**SELECTED EXCERPT:**
##############################

# Starting a 55gal--fish load question



## Draginduster (Jun 27, 2008)

So I had to set aside my 180gal high tech for lack of solidarity in my living situation. So I have decided to set a NPT with my existing 55gal. Currently full of plastic plant (I know, take it easy). My question for now is what kind of fish load would a El Natural handle? I currently have 4 Angels @ 5" in length, 1 Melanotaenia lacustris (Turquoise Rainbow) @3", 1 Bala Shark @ 6", 12 Red Eye Tetras @1" and 2 Golden Algae eaters @ 3". I assume that this is way to heavy for an El Natural 55gal. What would be safe for this tank, even if I had to change fish?

I forgot to mention, this is the light I was looking at to attack to the underside of my canopy---- http://www.aquacave.com/48-two-lamp-t5-retro-kitbr-by-coralvue-1146.html
It this too much light?


----------



## colinsk (Dec 29, 2008)

The light looks great but I would not choose either of the bulbs. Think around 4000K to 6000K and about 100 watts total.


----------



## Erin C. (May 12, 2005)

I personally have had bad luck with angels. But everything else should do fine in a NPT. I helped a friend set up a 150g NPT about a year ago and he has kept 3 balas that are now 6 inches long with platies, mollys, neons and other various tropical fish with no problems what so ever. Believe me his tank is way over populated with the live bearers but his plant load is high. Not to mention his tank would be considered very low light and everything does well with the little bit of sunlight it gets and the two florescent bulbs he has on it. I think you will be ok. Just make sure you acclimate them well, I perfer the drip method and have great success with it.


----------



## Draginduster (Jun 27, 2008)

##############################

**RECORDED INFORMATION:**
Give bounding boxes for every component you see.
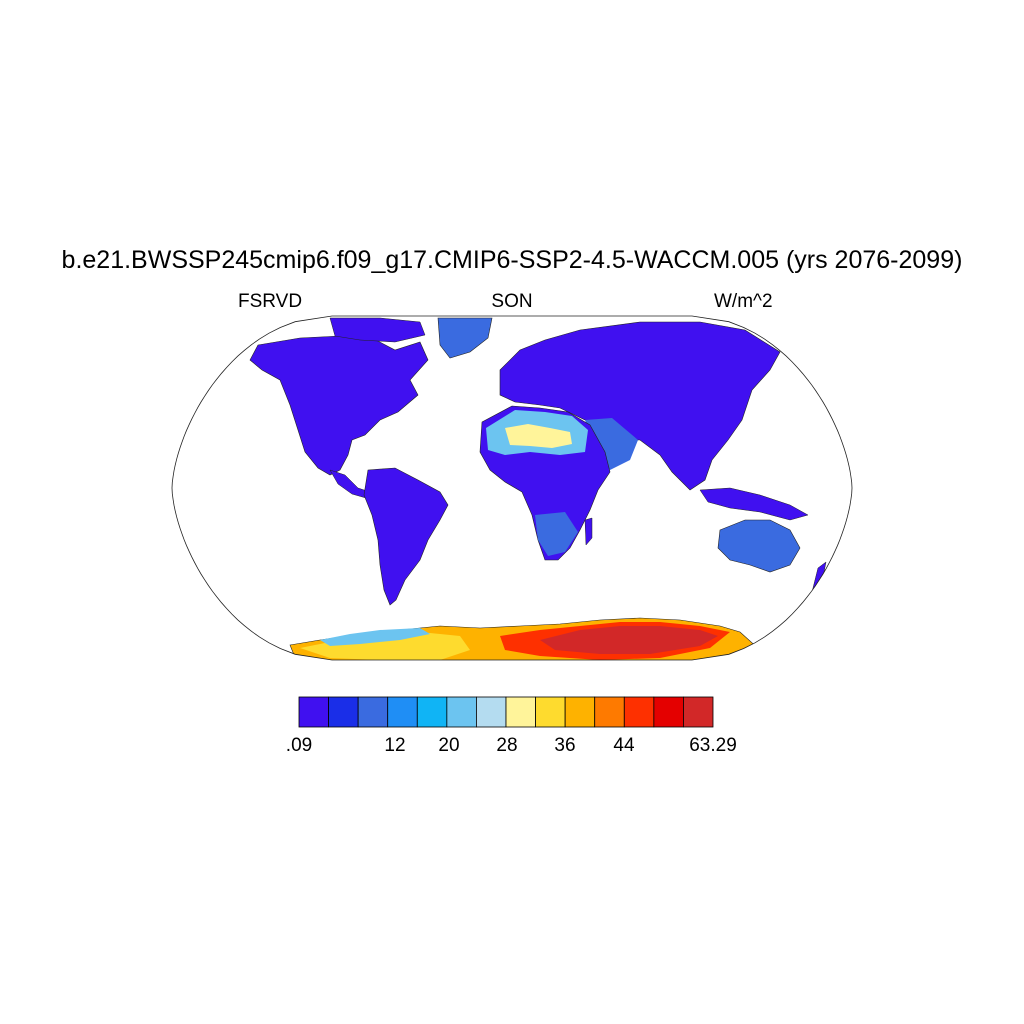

##############################

**EXERCISE INSTRUCTIONS:**
1. Extract from the 55-gallon aquarium thread the passage starting with "The light looks" and going on through "success with it.".
2. Continue the forum thread about stocking a 55-gallon planted tank from the point where it ends.

**THE RESPONSES:**
1.
The light looks great but I would not choose either of the bulbs. Think around 4000K to 6000K and about 100 watts total.


----------



## Erin C. (May 12, 2005)

I personally have had bad luck with angels. But everything else should do fine in a NPT. I helped a friend set up a 150g NPT about a year ago and he has kept 3 balas that are now 6 inches long with platies, mollys, neons and other various tropical fish with no problems what so ever. Believe me his tank is way over populated with the live bearers but his plant load is high. Not to mention his tank would be considered very low light and everything does well with the little bit of sunlight it gets and the two florescent bulbs he has on it. I think you will be ok. Just make sure you acclimate them well, I perfer the drip method and have great success with it.

2.
Yeah, the bulbs suck and I would for sure be getting different ones. I had planned on a heavy plant load also and a fairly large variation. Ya know, mixing it all in for my first tank just to see what grows and what it looks like when it grows. I do understand growth will be slow and improved with the high tech method, but that is for another tank. I guess I just wanted to know if my current amount of fish would be to great for a 55gal El Natural. I can down size if needed. I have to keep the Bala though for I think I would be single again if I got rid of "Randy". Yes, that is what my girlfriend named the Bala. I just ordered Diana Walstad book via Amazon so as soon as it shows up, I will begin the transformation.


----------



## dwalstad (Apr 14, 2006)

Draginduster said:


> I guess I just wanted to know if my current amount of fish would be to great for a 55gal El Natural. I can down size if needed. QUOTE]
> 
> I think you'll be okay with the fish load you've described. I would definitely go with strong lighting, because you'll want to pack this tank with all kinds of plants to handle the fish load.
> 
> ...


----------



## Draginduster (Jun 27, 2008)

I've heard nothing but good things about your book and the tanks that used your steps. You've done the hard work, now I get to put it to use. Thank you.


----------



## flagg (Nov 29, 2004)

I like your fish selection, except for two things. You rainbow fish are schooling fish and you shouldn't keep less than six in a tank together. I would get six of them and get rid of the bala shark. Bala sharks are one of those fish that shouldn't be kept by anybody except those with 6'+ long tanks. At a max length of 14 - 16 inches, your shark will eventually get so big that it won't be able to turn around in the tank. It's really one of those fish that should just be left alone in the wild.

-ricardo


----------



## vancat (Nov 5, 2004)

ditto on the bala.


----------



## dwalstad (Apr 14, 2006)

flagg said:


> I like your fish selection, except for two things. You rainbow fish are schooling fish and you shouldn't keep less than six in a tank together. I would get six of them and get rid of the bala shark. Bala sharks are one of those fish that shouldn't be kept by anybody except those with 6'+ long tanks. At a max length of 14 - 16 inches, your shark will eventually get so big that it won't be able to turn around in the tank. It's really one of those fish that should just be left alone in the wild.
> 
> -ricardo


Good point.

One should buy fish that fit the tank-- as adults.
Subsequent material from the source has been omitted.